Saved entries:
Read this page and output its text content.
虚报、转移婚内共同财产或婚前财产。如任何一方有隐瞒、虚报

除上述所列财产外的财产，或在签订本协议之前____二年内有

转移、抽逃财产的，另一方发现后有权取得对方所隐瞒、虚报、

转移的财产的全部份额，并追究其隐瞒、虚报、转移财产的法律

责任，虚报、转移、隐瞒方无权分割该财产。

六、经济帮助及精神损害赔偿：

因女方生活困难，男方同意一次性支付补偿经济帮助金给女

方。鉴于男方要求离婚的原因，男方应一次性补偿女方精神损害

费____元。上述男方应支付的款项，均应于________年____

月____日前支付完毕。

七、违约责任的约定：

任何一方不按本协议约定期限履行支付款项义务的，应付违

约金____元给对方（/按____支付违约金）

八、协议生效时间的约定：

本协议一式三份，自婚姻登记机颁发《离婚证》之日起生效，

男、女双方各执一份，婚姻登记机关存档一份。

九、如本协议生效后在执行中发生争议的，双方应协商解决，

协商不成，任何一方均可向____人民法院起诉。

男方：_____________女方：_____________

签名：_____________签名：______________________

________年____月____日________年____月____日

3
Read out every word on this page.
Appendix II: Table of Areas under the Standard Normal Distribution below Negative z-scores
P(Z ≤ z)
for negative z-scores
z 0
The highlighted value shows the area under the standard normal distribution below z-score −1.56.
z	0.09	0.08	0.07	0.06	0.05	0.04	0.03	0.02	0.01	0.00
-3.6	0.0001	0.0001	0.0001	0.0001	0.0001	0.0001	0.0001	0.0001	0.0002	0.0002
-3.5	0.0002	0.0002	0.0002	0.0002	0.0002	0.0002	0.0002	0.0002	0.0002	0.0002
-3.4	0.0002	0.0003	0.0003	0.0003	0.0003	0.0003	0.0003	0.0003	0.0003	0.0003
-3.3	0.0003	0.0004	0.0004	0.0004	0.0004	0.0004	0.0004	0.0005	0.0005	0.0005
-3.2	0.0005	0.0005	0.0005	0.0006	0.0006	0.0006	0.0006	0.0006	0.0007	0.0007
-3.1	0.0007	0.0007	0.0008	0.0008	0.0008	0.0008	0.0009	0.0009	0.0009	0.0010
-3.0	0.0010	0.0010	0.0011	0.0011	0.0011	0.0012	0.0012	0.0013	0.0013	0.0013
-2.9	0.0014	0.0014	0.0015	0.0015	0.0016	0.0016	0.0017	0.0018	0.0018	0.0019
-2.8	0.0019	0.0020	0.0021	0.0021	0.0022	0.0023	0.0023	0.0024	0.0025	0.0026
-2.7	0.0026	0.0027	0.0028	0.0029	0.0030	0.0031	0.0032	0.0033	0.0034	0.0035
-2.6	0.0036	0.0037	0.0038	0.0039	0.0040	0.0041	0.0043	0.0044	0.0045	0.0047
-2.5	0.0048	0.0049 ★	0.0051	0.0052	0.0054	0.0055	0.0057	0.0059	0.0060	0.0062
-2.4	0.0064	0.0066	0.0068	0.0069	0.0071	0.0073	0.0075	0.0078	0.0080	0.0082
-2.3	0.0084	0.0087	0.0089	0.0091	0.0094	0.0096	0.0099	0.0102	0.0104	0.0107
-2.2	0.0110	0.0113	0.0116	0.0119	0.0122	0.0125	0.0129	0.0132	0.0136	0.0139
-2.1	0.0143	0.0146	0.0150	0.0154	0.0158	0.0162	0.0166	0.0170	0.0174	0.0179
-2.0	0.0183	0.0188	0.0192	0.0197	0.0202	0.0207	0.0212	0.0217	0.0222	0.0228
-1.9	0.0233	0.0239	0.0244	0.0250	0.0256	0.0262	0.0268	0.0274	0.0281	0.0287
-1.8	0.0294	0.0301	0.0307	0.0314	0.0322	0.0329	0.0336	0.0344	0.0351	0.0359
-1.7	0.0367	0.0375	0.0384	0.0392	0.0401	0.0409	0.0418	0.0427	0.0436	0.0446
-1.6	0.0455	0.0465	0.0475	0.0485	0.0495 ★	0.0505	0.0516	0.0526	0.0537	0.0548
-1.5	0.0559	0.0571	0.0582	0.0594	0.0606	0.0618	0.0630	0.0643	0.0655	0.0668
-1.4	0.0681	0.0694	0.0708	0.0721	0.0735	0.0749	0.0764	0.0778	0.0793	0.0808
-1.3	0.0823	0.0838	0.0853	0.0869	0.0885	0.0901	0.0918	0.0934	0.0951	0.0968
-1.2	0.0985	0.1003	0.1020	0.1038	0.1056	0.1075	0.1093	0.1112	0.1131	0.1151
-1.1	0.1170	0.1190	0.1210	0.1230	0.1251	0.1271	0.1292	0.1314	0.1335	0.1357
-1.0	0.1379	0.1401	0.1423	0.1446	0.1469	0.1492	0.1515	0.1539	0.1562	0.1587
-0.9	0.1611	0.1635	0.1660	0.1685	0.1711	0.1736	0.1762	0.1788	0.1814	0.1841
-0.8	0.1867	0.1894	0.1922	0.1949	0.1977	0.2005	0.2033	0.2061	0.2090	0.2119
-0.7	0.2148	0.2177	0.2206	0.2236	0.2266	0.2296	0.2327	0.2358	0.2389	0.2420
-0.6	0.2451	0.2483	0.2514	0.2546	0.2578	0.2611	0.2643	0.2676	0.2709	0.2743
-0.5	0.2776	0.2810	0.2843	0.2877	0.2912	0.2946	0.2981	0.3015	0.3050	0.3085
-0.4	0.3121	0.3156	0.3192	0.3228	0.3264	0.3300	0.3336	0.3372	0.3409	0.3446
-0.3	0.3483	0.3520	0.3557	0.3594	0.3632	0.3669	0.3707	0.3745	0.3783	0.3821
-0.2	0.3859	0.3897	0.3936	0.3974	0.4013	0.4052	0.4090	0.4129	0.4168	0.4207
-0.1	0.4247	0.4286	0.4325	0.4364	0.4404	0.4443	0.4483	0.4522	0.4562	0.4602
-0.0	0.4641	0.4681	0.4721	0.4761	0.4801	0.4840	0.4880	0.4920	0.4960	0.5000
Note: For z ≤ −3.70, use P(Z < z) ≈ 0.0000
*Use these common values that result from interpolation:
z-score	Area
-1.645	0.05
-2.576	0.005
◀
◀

Stated goal ::
Retype all of the material, keeping each line exact.

Response to this exercise ::
Read this page and output its text content.
虚报、转移婚内共同财产或婚前财产。如任何一方有隐瞒、虚报

除上述所列财产外的财产，或在签订本协议之前____二年内有

转移、抽逃财产的，另一方发现后有权取得对方所隐瞒、虚报、

转移的财产的全部份额，并追究其隐瞒、虚报、转移财产的法律

责任，虚报、转移、隐瞒方无权分割该财产。

六、经济帮助及精神损害赔偿：

因女方生活困难，男方同意一次性支付补偿经济帮助金给女

方。鉴于男方要求离婚的原因，男方应一次性补偿女方精神损害

费____元。上述男方应支付的款项，均应于________年____

月____日前支付完毕。

七、违约责任的约定：

任何一方不按本协议约定期限履行支付款项义务的，应付违

约金____元给对方（/按____支付违约金）

八、协议生效时间的约定：

本协议一式三份，自婚姻登记机颁发《离婚证》之日起生效，

男、女双方各执一份，婚姻登记机关存档一份。

九、如本协议生效后在执行中发生争议的，双方应协商解决，

协商不成，任何一方均可向____人民法院起诉。

男方：_____________女方：_____________

签名：_____________签名：______________________

________年____月____日________年____月____日

3
Read out every word on this page.
Appendix II: Table of Areas under the Standard Normal Distribution below Negative z-scores
P(Z ≤ z)
for negative z-scores
z 0
The highlighted value shows the area under the standard normal distribution below z-score −1.56.
z	0.09	0.08	0.07	0.06	0.05	0.04	0.03	0.02	0.01	0.00
-3.6	0.0001	0.0001	0.0001	0.0001	0.0001	0.0001	0.0001	0.0001	0.0002	0.0002
-3.5	0.0002	0.0002	0.0002	0.0002	0.0002	0.0002	0.0002	0.0002	0.0002	0.0002
-3.4	0.0002	0.0003	0.0003	0.0003	0.0003	0.0003	0.0003	0.0003	0.0003	0.0003
-3.3	0.0003	0.0004	0.0004	0.0004	0.0004	0.0004	0.0004	0.0005	0.0005	0.0005
-3.2	0.0005	0.0005	0.0005	0.0006	0.0006	0.0006	0.0006	0.0006	0.0007	0.0007
-3.1	0.0007	0.0007	0.0008	0.0008	0.0008	0.0008	0.0009	0.0009	0.0009	0.0010
-3.0	0.0010	0.0010	0.0011	0.0011	0.0011	0.0012	0.0012	0.0013	0.0013	0.0013
-2.9	0.0014	0.0014	0.0015	0.0015	0.0016	0.0016	0.0017	0.0018	0.0018	0.0019
-2.8	0.0019	0.0020	0.0021	0.0021	0.0022	0.0023	0.0023	0.0024	0.0025	0.0026
-2.7	0.0026	0.0027	0.0028	0.0029	0.0030	0.0031	0.0032	0.0033	0.0034	0.0035
-2.6	0.0036	0.0037	0.0038	0.0039	0.0040	0.0041	0.0043	0.0044	0.0045	0.0047
-2.5	0.0048	0.0049 ★	0.0051	0.0052	0.0054	0.0055	0.0057	0.0059	0.0060	0.0062
-2.4	0.0064	0.0066	0.0068	0.0069	0.0071	0.0073	0.0075	0.0078	0.0080	0.0082
-2.3	0.0084	0.0087	0.0089	0.0091	0.0094	0.0096	0.0099	0.0102	0.0104	0.0107
-2.2	0.0110	0.0113	0.0116	0.0119	0.0122	0.0125	0.0129	0.0132	0.0136	0.0139
-2.1	0.0143	0.0146	0.0150	0.0154	0.0158	0.0162	0.0166	0.0170	0.0174	0.0179
-2.0	0.0183	0.0188	0.0192	0.0197	0.0202	0.0207	0.0212	0.0217	0.0222	0.0228
-1.9	0.0233	0.0239	0.0244	0.0250	0.0256	0.0262	0.0268	0.0274	0.0281	0.0287
-1.8	0.0294	0.0301	0.0307	0.0314	0.0322	0.0329	0.0336	0.0344	0.0351	0.0359
-1.7	0.0367	0.0375	0.0384	0.0392	0.0401	0.0409	0.0418	0.0427	0.0436	0.0446
-1.6	0.0455	0.0465	0.0475	0.0485	0.0495 ★	0.0505	0.0516	0.0526	0.0537	0.0548
-1.5	0.0559	0.0571	0.0582	0.0594	0.0606	0.0618	0.0630	0.0643	0.0655	0.0668
-1.4	0.0681	0.0694	0.0708	0.0721	0.0735	0.0749	0.0764	0.0778	0.0793	0.0808
-1.3	0.0823	0.0838	0.0853	0.0869	0.0885	0.0901	0.0918	0.0934	0.0951	0.0968
-1.2	0.0985	0.1003	0.1020	0.1038	0.1056	0.1075	0.1093	0.1112	0.1131	0.1151
-1.1	0.1170	0.1190	0.1210	0.1230	0.1251	0.1271	0.1292	0.1314	0.1335	0.1357
-1.0	0.1379	0.1401	0.1423	0.1446	0.1469	0.1492	0.1515	0.1539	0.1562	0.1587
-0.9	0.1611	0.1635	0.1660	0.1685	0.1711	0.1736	0.1762	0.1788	0.1814	0.1841
-0.8	0.1867	0.1894	0.1922	0.1949	0.1977	0.2005	0.2033	0.2061	0.2090	0.2119
-0.7	0.2148	0.2177	0.2206	0.2236	0.2266	0.2296	0.2327	0.2358	0.2389	0.2420
-0.6	0.2451	0.2483	0.2514	0.2546	0.2578	0.2611	0.2643	0.2676	0.2709	0.2743
-0.5	0.2776	0.2810	0.2843	0.2877	0.2912	0.2946	0.2981	0.3015	0.3050	0.3085
-0.4	0.3121	0.3156	0.3192	0.3228	0.3264	0.3300	0.3336	0.3372	0.3409	0.3446
-0.3	0.3483	0.3520	0.3557	0.3594	0.3632	0.3669	0.3707	0.3745	0.3783	0.3821
-0.2	0.3859	0.3897	0.3936	0.3974	0.4013	0.4052	0.4090	0.4129	0.4168	0.4207
-0.1	0.4247	0.4286	0.4325	0.4364	0.4404	0.4443	0.4483	0.4522	0.4562	0.4602
-0.0	0.4641	0.4681	0.4721	0.4761	0.4801	0.4840	0.4880	0.4920	0.4960	0.5000
Note: For z ≤ −3.70, use P(Z < z) ≈ 0.0000
*Use these common values that result from interpolation:
z-score	Area
-1.645	0.05
-2.576	0.005
◀
◀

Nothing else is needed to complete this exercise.